Go through the records and give each one again exactly.

>> Begin RECORDS FOR THE EXERCISE

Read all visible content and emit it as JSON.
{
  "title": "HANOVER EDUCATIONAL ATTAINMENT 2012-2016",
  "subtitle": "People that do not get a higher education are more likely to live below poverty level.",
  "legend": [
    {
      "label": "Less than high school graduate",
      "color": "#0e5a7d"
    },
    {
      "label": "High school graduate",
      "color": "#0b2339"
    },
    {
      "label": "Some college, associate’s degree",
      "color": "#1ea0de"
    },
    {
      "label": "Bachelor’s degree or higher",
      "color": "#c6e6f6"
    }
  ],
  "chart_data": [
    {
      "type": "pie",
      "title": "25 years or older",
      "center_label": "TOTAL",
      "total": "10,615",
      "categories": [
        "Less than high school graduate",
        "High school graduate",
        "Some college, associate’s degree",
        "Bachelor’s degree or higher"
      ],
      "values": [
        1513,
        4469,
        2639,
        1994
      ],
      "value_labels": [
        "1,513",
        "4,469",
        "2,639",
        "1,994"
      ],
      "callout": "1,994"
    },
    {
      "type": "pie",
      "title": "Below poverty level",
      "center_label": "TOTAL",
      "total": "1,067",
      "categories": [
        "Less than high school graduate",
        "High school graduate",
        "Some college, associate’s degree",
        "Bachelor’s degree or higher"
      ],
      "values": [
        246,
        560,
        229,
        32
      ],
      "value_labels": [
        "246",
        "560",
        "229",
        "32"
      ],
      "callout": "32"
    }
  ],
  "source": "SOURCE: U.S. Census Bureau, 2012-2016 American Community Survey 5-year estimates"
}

>> End RECORDS FOR THE EXERCISE

» **EXERCISE ANSWER**:
Read all visible content and emit it as JSON.
{
  "title": "HANOVER EDUCATIONAL ATTAINMENT 2012-2016",
  "subtitle": "People that do not get a higher education are more likely to live below poverty level.",
  "legend": [
    {
      "label": "Less than high school graduate",
      "color": "#0e5a7d"
    },
    {
      "label": "High school graduate",
      "color": "#0b2339"
    },
    {
      "label": "Some college, associate’s degree",
      "color": "#1ea0de"
    },
    {
      "label": "Bachelor’s degree or higher",
      "color": "#c6e6f6"
    }
  ],
  "chart_data": [
    {
      "type": "pie",
      "title": "25 years or older",
      "center_label": "TOTAL",
      "total": "10,615",
      "categories": [
        "Less than high school graduate",
        "High school graduate",
        "Some college, associate’s degree",
        "Bachelor’s degree or higher"
      ],
      "values": [
        1513,
        4469,
        2639,
        1994
      ],
      "value_labels": [
        "1,513",
        "4,469",
        "2,639",
        "1,994"
      ],
      "callout": "1,994"
    },
    {
      "type": "pie",
      "title": "Below poverty level",
      "center_label": "TOTAL",
      "total": "1,067",
      "categories": [
        "Less than high school graduate",
        "High school graduate",
        "Some college, associate’s degree",
        "Bachelor’s degree or higher"
      ],
      "values": [
        246,
        560,
        229,
        32
      ],
      "value_labels": [
        "246",
        "560",
        "229",
        "32"
      ],
      "callout": "32"
    }
  ],
  "source": "SOURCE: U.S. Census Bureau, 2012-2016 American Community Survey 5-year estimates"
}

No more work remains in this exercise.